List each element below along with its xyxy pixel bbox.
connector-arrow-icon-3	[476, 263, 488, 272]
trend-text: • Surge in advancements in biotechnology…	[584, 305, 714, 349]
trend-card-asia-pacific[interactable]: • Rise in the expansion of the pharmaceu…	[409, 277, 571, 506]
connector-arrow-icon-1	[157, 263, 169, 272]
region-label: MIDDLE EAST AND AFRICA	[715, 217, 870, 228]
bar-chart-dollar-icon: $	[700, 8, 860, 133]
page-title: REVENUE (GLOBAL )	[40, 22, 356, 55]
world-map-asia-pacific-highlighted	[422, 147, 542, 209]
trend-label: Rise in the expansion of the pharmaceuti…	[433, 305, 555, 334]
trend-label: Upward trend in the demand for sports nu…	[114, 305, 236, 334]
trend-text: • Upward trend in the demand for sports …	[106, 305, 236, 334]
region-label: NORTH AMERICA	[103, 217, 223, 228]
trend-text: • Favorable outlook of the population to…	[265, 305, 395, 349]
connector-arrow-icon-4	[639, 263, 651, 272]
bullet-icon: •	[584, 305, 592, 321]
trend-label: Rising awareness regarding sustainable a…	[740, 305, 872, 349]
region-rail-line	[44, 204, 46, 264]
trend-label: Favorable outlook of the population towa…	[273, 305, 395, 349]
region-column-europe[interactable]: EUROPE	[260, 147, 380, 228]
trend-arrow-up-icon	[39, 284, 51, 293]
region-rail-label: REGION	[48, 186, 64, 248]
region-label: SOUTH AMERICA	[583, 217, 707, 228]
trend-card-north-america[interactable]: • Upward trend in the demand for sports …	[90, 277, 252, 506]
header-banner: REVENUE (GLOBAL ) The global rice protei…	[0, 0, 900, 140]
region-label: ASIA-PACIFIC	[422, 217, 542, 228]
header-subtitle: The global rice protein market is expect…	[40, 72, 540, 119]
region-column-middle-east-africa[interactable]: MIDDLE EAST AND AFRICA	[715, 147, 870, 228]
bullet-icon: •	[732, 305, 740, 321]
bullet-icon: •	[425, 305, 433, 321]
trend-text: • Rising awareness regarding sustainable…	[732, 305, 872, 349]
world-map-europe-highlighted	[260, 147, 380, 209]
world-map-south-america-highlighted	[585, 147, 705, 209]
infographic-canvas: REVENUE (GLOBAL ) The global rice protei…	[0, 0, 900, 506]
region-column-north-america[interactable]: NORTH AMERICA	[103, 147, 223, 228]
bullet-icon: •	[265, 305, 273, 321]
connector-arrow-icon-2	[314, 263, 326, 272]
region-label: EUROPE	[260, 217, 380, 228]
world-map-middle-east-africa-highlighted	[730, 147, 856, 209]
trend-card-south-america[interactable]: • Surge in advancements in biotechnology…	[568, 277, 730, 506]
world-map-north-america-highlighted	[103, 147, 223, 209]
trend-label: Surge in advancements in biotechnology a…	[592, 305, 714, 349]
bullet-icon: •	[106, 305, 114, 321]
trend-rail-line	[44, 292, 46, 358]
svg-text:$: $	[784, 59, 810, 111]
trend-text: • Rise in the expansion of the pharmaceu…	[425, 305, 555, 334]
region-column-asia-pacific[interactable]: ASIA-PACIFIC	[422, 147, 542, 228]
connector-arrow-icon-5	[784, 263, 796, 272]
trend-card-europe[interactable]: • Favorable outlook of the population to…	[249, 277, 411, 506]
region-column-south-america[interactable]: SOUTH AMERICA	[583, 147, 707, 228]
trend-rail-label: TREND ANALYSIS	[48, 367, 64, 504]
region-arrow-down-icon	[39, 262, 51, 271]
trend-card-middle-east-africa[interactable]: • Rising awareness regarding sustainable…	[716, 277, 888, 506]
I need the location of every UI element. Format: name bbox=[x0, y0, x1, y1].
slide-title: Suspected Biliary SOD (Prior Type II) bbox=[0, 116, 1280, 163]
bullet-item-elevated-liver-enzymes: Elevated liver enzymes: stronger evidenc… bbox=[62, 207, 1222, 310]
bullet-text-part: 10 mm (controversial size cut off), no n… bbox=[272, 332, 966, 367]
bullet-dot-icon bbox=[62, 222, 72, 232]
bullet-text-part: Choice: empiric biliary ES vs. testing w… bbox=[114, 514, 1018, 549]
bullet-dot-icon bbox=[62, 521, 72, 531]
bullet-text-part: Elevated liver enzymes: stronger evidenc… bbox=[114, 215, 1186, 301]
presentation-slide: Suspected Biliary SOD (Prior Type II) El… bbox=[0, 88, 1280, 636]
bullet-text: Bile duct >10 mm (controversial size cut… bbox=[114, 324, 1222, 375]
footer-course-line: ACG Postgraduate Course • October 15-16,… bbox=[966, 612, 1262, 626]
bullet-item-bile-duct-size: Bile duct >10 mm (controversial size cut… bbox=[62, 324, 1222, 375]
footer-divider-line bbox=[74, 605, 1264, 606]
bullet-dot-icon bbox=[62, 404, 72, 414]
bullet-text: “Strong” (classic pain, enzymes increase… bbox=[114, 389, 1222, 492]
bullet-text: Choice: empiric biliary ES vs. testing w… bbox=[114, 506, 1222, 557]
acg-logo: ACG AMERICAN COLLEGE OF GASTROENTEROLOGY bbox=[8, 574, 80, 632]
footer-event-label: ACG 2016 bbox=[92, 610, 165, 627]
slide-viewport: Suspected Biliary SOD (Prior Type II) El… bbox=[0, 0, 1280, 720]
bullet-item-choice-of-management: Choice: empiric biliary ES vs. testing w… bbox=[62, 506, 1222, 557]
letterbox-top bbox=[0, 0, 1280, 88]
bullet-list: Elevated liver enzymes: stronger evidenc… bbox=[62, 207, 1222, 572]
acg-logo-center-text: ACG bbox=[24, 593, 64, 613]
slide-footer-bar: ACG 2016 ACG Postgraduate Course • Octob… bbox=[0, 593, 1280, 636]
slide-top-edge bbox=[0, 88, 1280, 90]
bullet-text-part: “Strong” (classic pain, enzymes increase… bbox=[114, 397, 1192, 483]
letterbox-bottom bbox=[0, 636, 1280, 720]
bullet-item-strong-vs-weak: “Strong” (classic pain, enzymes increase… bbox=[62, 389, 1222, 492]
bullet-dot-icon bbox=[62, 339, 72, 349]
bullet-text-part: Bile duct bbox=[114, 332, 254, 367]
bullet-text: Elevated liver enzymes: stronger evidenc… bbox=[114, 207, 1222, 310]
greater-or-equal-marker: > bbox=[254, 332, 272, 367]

☆ ☆ ☆ ☆ ☆ ☆ ☆

TASK DIRECTIONS: Print the entries above exactly as they were written, down to the last line.

SOLUTION TO THE PROBLEM:
List each element below along with its xyxy pixel bbox.
connector-arrow-icon-3	[476, 263, 488, 272]
trend-text: • Surge in advancements in biotechnology…	[584, 305, 714, 349]
trend-card-asia-pacific[interactable]: • Rise in the expansion of the pharmaceu…	[409, 277, 571, 506]
connector-arrow-icon-1	[157, 263, 169, 272]
region-label: MIDDLE EAST AND AFRICA	[715, 217, 870, 228]
bar-chart-dollar-icon: $	[700, 8, 860, 133]
page-title: REVENUE (GLOBAL )	[40, 22, 356, 55]
world-map-asia-pacific-highlighted	[422, 147, 542, 209]
trend-label: Rise in the expansion of the pharmaceuti…	[433, 305, 555, 334]
trend-label: Upward trend in the demand for sports nu…	[114, 305, 236, 334]
trend-text: • Upward trend in the demand for sports …	[106, 305, 236, 334]
region-label: NORTH AMERICA	[103, 217, 223, 228]
trend-text: • Favorable outlook of the population to…	[265, 305, 395, 349]
connector-arrow-icon-4	[639, 263, 651, 272]
bullet-icon: •	[584, 305, 592, 321]
trend-label: Rising awareness regarding sustainable a…	[740, 305, 872, 349]
region-rail-line	[44, 204, 46, 264]
trend-label: Favorable outlook of the population towa…	[273, 305, 395, 349]
region-column-europe[interactable]: EUROPE	[260, 147, 380, 228]
trend-arrow-up-icon	[39, 284, 51, 293]
region-rail-label: REGION	[48, 186, 64, 248]
region-label: SOUTH AMERICA	[583, 217, 707, 228]
trend-card-north-america[interactable]: • Upward trend in the demand for sports …	[90, 277, 252, 506]
header-banner: REVENUE (GLOBAL ) The global rice protei…	[0, 0, 900, 140]
region-label: ASIA-PACIFIC	[422, 217, 542, 228]
header-subtitle: The global rice protein market is expect…	[40, 72, 540, 119]
region-column-middle-east-africa[interactable]: MIDDLE EAST AND AFRICA	[715, 147, 870, 228]
bullet-icon: •	[732, 305, 740, 321]
bullet-icon: •	[425, 305, 433, 321]
trend-text: • Rising awareness regarding sustainable…	[732, 305, 872, 349]
world-map-europe-highlighted	[260, 147, 380, 209]
world-map-south-america-highlighted	[585, 147, 705, 209]
infographic-canvas: REVENUE (GLOBAL ) The global rice protei…	[0, 0, 900, 506]
region-column-north-america[interactable]: NORTH AMERICA	[103, 147, 223, 228]
bullet-icon: •	[265, 305, 273, 321]
connector-arrow-icon-2	[314, 263, 326, 272]
region-label: EUROPE	[260, 217, 380, 228]
world-map-middle-east-africa-highlighted	[730, 147, 856, 209]
trend-card-south-america[interactable]: • Surge in advancements in biotechnology…	[568, 277, 730, 506]
world-map-north-america-highlighted	[103, 147, 223, 209]
trend-label: Surge in advancements in biotechnology a…	[592, 305, 714, 349]
bullet-icon: •	[106, 305, 114, 321]
trend-rail-line	[44, 292, 46, 358]
svg-text:$: $	[784, 59, 810, 111]
trend-text: • Rise in the expansion of the pharmaceu…	[425, 305, 555, 334]
region-column-asia-pacific[interactable]: ASIA-PACIFIC	[422, 147, 542, 228]
connector-arrow-icon-5	[784, 263, 796, 272]
trend-card-europe[interactable]: • Favorable outlook of the population to…	[249, 277, 411, 506]
region-column-south-america[interactable]: SOUTH AMERICA	[583, 147, 707, 228]
trend-rail-label: TREND ANALYSIS	[48, 367, 64, 504]
region-arrow-down-icon	[39, 262, 51, 271]
trend-card-middle-east-africa[interactable]: • Rising awareness regarding sustainable…	[716, 277, 888, 506]
I need the location of every UI element. Format: name bbox=[x0, y0, x1, y1].
slide-title: Suspected Biliary SOD (Prior Type II) bbox=[0, 116, 1280, 163]
bullet-item-elevated-liver-enzymes: Elevated liver enzymes: stronger evidenc… bbox=[62, 207, 1222, 310]
bullet-text-part: 10 mm (controversial size cut off), no n… bbox=[272, 332, 966, 367]
bullet-dot-icon bbox=[62, 222, 72, 232]
bullet-text-part: Choice: empiric biliary ES vs. testing w… bbox=[114, 514, 1018, 549]
bullet-dot-icon bbox=[62, 521, 72, 531]
bullet-text-part: Elevated liver enzymes: stronger evidenc… bbox=[114, 215, 1186, 301]
presentation-slide: Suspected Biliary SOD (Prior Type II) El… bbox=[0, 88, 1280, 636]
bullet-text: Bile duct >10 mm (controversial size cut… bbox=[114, 324, 1222, 375]
footer-course-line: ACG Postgraduate Course • October 15-16,… bbox=[966, 612, 1262, 626]
bullet-item-bile-duct-size: Bile duct >10 mm (controversial size cut… bbox=[62, 324, 1222, 375]
footer-divider-line bbox=[74, 605, 1264, 606]
bullet-dot-icon bbox=[62, 404, 72, 414]
bullet-text: “Strong” (classic pain, enzymes increase… bbox=[114, 389, 1222, 492]
bullet-text: Choice: empiric biliary ES vs. testing w… bbox=[114, 506, 1222, 557]
acg-logo: ACG AMERICAN COLLEGE OF GASTROENTEROLOGY bbox=[8, 574, 80, 632]
footer-event-label: ACG 2016 bbox=[92, 610, 165, 627]
slide-viewport: Suspected Biliary SOD (Prior Type II) El… bbox=[0, 0, 1280, 720]
bullet-item-choice-of-management: Choice: empiric biliary ES vs. testing w… bbox=[62, 506, 1222, 557]
letterbox-top bbox=[0, 0, 1280, 88]
bullet-list: Elevated liver enzymes: stronger evidenc… bbox=[62, 207, 1222, 572]
acg-logo-center-text: ACG bbox=[24, 593, 64, 613]
slide-footer-bar: ACG 2016 ACG Postgraduate Course • Octob… bbox=[0, 593, 1280, 636]
slide-top-edge bbox=[0, 88, 1280, 90]
bullet-text-part: “Strong” (classic pain, enzymes increase… bbox=[114, 397, 1192, 483]
letterbox-bottom bbox=[0, 636, 1280, 720]
bullet-item-strong-vs-weak: “Strong” (classic pain, enzymes increase… bbox=[62, 389, 1222, 492]
bullet-dot-icon bbox=[62, 339, 72, 349]
bullet-text-part: Bile duct bbox=[114, 332, 254, 367]
bullet-text: Elevated liver enzymes: stronger evidenc… bbox=[114, 207, 1222, 310]
greater-or-equal-marker: > bbox=[254, 332, 272, 367]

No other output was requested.